>> BEGIN RECORD SET

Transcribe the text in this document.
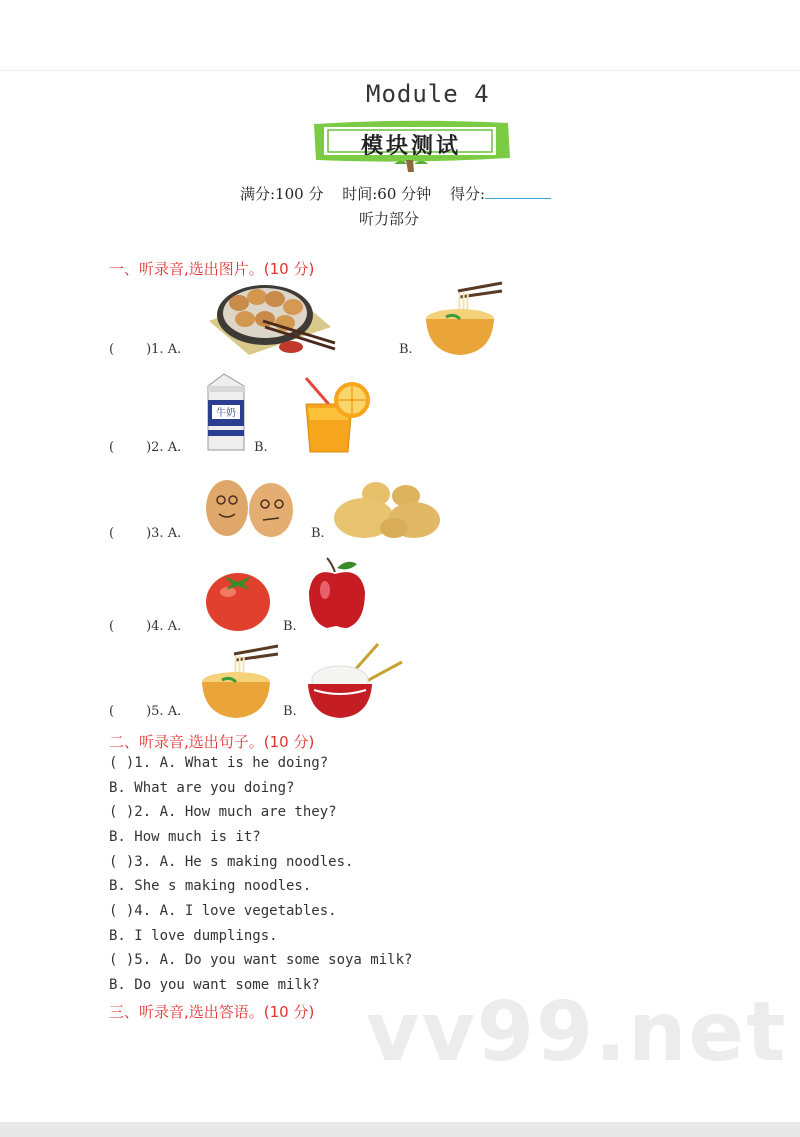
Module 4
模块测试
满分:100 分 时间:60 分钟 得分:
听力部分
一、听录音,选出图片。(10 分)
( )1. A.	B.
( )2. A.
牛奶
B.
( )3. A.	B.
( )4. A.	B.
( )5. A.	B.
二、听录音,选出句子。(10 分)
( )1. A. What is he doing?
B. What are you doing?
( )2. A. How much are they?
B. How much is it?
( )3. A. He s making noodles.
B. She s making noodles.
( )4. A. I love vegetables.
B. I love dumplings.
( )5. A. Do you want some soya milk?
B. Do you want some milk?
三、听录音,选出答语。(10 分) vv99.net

>> END RECORD SET

● GOAL
Every entry must be transcribed exactly. Pictures do not belong in the copy.

● SOLUTION FOR THIS TASK
Transcribe the text in this document.
Module 4
模块测试
满分:100 分 时间:60 分钟 得分:
听力部分
一、听录音,选出图片。(10 分)
( )1. A.	B.
( )2. A.
牛奶
B.
( )3. A.	B.
( )4. A.	B.
( )5. A.	B.
二、听录音,选出句子。(10 分)
( )1. A. What is he doing?
B. What are you doing?
( )2. A. How much are they?
B. How much is it?
( )3. A. He s making noodles.
B. She s making noodles.
( )4. A. I love vegetables.
B. I love dumplings.
( )5. A. Do you want some soya milk?
B. Do you want some milk?
三、听录音,选出答语。(10 分) vv99.net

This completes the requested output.